What to do: Every line of the material that follows must be printed again exactly.

[Provided data start]

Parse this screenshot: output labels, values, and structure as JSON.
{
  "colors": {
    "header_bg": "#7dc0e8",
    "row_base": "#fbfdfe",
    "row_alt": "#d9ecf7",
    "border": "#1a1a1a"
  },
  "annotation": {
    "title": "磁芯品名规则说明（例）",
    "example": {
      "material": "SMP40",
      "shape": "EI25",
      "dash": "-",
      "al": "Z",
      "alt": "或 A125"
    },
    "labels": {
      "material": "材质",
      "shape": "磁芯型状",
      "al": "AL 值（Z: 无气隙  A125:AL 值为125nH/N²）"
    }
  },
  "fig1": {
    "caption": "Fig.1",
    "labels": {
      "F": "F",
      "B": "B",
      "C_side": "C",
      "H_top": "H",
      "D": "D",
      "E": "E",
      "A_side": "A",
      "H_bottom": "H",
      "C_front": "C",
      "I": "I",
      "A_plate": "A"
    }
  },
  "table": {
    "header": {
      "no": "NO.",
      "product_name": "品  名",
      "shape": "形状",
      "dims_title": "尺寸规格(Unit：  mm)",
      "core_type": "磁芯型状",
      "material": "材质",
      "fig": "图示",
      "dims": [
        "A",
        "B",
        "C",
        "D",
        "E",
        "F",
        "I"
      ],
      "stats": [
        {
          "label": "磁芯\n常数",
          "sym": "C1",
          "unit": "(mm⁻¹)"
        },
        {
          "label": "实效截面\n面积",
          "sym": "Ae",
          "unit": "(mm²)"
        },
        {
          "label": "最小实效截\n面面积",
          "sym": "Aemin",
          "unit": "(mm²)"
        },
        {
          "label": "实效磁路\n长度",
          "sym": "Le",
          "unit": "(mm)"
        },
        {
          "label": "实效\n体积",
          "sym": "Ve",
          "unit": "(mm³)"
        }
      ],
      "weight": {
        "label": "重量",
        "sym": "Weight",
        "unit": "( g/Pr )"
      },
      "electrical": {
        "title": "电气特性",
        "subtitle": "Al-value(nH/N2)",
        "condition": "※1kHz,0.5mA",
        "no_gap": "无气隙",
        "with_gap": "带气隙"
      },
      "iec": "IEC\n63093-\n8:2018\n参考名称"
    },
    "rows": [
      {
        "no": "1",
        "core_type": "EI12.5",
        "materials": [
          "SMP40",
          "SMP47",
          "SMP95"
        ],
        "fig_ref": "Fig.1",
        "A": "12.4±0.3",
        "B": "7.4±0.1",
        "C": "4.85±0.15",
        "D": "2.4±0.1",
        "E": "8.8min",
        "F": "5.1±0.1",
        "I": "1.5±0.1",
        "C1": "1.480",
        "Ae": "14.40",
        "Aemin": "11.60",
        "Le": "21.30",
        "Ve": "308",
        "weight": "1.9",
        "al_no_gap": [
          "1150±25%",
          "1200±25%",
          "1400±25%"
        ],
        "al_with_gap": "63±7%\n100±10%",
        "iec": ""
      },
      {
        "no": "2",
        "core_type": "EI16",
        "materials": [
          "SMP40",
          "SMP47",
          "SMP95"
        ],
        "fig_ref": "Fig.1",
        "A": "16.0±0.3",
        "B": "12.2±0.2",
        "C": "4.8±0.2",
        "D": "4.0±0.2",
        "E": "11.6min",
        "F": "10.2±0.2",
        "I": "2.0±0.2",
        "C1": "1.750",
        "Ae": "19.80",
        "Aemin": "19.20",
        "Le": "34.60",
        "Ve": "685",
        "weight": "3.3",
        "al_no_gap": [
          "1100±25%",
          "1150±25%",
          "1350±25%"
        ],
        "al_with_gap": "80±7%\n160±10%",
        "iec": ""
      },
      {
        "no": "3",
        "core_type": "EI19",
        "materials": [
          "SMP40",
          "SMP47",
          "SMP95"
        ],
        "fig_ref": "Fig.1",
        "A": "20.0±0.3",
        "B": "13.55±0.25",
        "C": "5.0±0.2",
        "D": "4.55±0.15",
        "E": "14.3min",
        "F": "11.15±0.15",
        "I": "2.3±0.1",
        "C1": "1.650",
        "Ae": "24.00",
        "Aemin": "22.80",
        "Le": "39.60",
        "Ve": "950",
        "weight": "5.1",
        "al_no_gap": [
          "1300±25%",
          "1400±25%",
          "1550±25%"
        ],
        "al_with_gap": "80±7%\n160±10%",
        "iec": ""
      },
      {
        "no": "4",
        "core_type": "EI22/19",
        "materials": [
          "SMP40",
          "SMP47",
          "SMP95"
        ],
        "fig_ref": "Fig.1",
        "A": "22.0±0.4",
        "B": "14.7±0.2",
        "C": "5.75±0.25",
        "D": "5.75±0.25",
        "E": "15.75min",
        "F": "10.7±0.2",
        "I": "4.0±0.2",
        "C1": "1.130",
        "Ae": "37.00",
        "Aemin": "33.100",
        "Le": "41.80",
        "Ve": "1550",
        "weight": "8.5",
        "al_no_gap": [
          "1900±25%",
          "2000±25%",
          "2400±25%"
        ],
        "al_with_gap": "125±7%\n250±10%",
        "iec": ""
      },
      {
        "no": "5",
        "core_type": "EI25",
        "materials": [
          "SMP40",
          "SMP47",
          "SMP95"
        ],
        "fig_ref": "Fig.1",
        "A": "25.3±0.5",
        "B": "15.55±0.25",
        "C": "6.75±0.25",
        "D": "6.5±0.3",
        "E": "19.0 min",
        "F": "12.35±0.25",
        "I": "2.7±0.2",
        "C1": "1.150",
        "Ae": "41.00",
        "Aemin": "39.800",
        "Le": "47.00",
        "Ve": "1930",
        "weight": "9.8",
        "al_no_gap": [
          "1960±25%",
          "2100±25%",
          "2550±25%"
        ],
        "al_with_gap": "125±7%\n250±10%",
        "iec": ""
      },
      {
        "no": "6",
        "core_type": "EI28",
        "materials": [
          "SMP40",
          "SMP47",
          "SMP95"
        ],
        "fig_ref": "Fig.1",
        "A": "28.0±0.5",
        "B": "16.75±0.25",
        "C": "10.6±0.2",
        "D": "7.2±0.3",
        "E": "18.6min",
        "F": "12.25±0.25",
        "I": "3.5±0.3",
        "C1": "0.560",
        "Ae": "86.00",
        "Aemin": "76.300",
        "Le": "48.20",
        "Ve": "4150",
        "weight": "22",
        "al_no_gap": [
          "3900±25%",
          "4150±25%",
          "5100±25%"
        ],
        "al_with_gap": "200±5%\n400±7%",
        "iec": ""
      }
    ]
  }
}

[Provided data end]

Written response:
Parse this screenshot: output labels, values, and structure as JSON.
{
  "colors": {
    "header_bg": "#7dc0e8",
    "row_base": "#fbfdfe",
    "row_alt": "#d9ecf7",
    "border": "#1a1a1a"
  },
  "annotation": {
    "title": "磁芯品名规则说明（例）",
    "example": {
      "material": "SMP40",
      "shape": "EI25",
      "dash": "-",
      "al": "Z",
      "alt": "或 A125"
    },
    "labels": {
      "material": "材质",
      "shape": "磁芯型状",
      "al": "AL 值（Z: 无气隙  A125:AL 值为125nH/N²）"
    }
  },
  "fig1": {
    "caption": "Fig.1",
    "labels": {
      "F": "F",
      "B": "B",
      "C_side": "C",
      "H_top": "H",
      "D": "D",
      "E": "E",
      "A_side": "A",
      "H_bottom": "H",
      "C_front": "C",
      "I": "I",
      "A_plate": "A"
    }
  },
  "table": {
    "header": {
      "no": "NO.",
      "product_name": "品  名",
      "shape": "形状",
      "dims_title": "尺寸规格(Unit：  mm)",
      "core_type": "磁芯型状",
      "material": "材质",
      "fig": "图示",
      "dims": [
        "A",
        "B",
        "C",
        "D",
        "E",
        "F",
        "I"
      ],
      "stats": [
        {
          "label": "磁芯\n常数",
          "sym": "C1",
          "unit": "(mm⁻¹)"
        },
        {
          "label": "实效截面\n面积",
          "sym": "Ae",
          "unit": "(mm²)"
        },
        {
          "label": "最小实效截\n面面积",
          "sym": "Aemin",
          "unit": "(mm²)"
        },
        {
          "label": "实效磁路\n长度",
          "sym": "Le",
          "unit": "(mm)"
        },
        {
          "label": "实效\n体积",
          "sym": "Ve",
          "unit": "(mm³)"
        }
      ],
      "weight": {
        "label": "重量",
        "sym": "Weight",
        "unit": "( g/Pr )"
      },
      "electrical": {
        "title": "电气特性",
        "subtitle": "Al-value(nH/N2)",
        "condition": "※1kHz,0.5mA",
        "no_gap": "无气隙",
        "with_gap": "带气隙"
      },
      "iec": "IEC\n63093-\n8:2018\n参考名称"
    },
    "rows": [
      {
        "no": "1",
        "core_type": "EI12.5",
        "materials": [
          "SMP40",
          "SMP47",
          "SMP95"
        ],
        "fig_ref": "Fig.1",
        "A": "12.4±0.3",
        "B": "7.4±0.1",
        "C": "4.85±0.15",
        "D": "2.4±0.1",
        "E": "8.8min",
        "F": "5.1±0.1",
        "I": "1.5±0.1",
        "C1": "1.480",
        "Ae": "14.40",
        "Aemin": "11.60",
        "Le": "21.30",
        "Ve": "308",
        "weight": "1.9",
        "al_no_gap": [
          "1150±25%",
          "1200±25%",
          "1400±25%"
        ],
        "al_with_gap": "63±7%\n100±10%",
        "iec": ""
      },
      {
        "no": "2",
        "core_type": "EI16",
        "materials": [
          "SMP40",
          "SMP47",
          "SMP95"
        ],
        "fig_ref": "Fig.1",
        "A": "16.0±0.3",
        "B": "12.2±0.2",
        "C": "4.8±0.2",
        "D": "4.0±0.2",
        "E": "11.6min",
        "F": "10.2±0.2",
        "I": "2.0±0.2",
        "C1": "1.750",
        "Ae": "19.80",
        "Aemin": "19.20",
        "Le": "34.60",
        "Ve": "685",
        "weight": "3.3",
        "al_no_gap": [
          "1100±25%",
          "1150±25%",
          "1350±25%"
        ],
        "al_with_gap": "80±7%\n160±10%",
        "iec": ""
      },
      {
        "no": "3",
        "core_type": "EI19",
        "materials": [
          "SMP40",
          "SMP47",
          "SMP95"
        ],
        "fig_ref": "Fig.1",
        "A": "20.0±0.3",
        "B": "13.55±0.25",
        "C": "5.0±0.2",
        "D": "4.55±0.15",
        "E": "14.3min",
        "F": "11.15±0.15",
        "I": "2.3±0.1",
        "C1": "1.650",
        "Ae": "24.00",
        "Aemin": "22.80",
        "Le": "39.60",
        "Ve": "950",
        "weight": "5.1",
        "al_no_gap": [
          "1300±25%",
          "1400±25%",
          "1550±25%"
        ],
        "al_with_gap": "80±7%\n160±10%",
        "iec": ""
      },
      {
        "no": "4",
        "core_type": "EI22/19",
        "materials": [
          "SMP40",
          "SMP47",
          "SMP95"
        ],
        "fig_ref": "Fig.1",
        "A": "22.0±0.4",
        "B": "14.7±0.2",
        "C": "5.75±0.25",
        "D": "5.75±0.25",
        "E": "15.75min",
        "F": "10.7±0.2",
        "I": "4.0±0.2",
        "C1": "1.130",
        "Ae": "37.00",
        "Aemin": "33.100",
        "Le": "41.80",
        "Ve": "1550",
        "weight": "8.5",
        "al_no_gap": [
          "1900±25%",
          "2000±25%",
          "2400±25%"
        ],
        "al_with_gap": "125±7%\n250±10%",
        "iec": ""
      },
      {
        "no": "5",
        "core_type": "EI25",
        "materials": [
          "SMP40",
          "SMP47",
          "SMP95"
        ],
        "fig_ref": "Fig.1",
        "A": "25.3±0.5",
        "B": "15.55±0.25",
        "C": "6.75±0.25",
        "D": "6.5±0.3",
        "E": "19.0 min",
        "F": "12.35±0.25",
        "I": "2.7±0.2",
        "C1": "1.150",
        "Ae": "41.00",
        "Aemin": "39.800",
        "Le": "47.00",
        "Ve": "1930",
        "weight": "9.8",
        "al_no_gap": [
          "1960±25%",
          "2100±25%",
          "2550±25%"
        ],
        "al_with_gap": "125±7%\n250±10%",
        "iec": ""
      },
      {
        "no": "6",
        "core_type": "EI28",
        "materials": [
          "SMP40",
          "SMP47",
          "SMP95"
        ],
        "fig_ref": "Fig.1",
        "A": "28.0±0.5",
        "B": "16.75±0.25",
        "C": "10.6±0.2",
        "D": "7.2±0.3",
        "E": "18.6min",
        "F": "12.25±0.25",
        "I": "3.5±0.3",
        "C1": "0.560",
        "Ae": "86.00",
        "Aemin": "76.300",
        "Le": "48.20",
        "Ve": "4150",
        "weight": "22",
        "al_no_gap": [
          "3900±25%",
          "4150±25%",
          "5100±25%"
        ],
        "al_with_gap": "200±5%\n400±7%",
        "iec": ""
      }
    ]
  }
}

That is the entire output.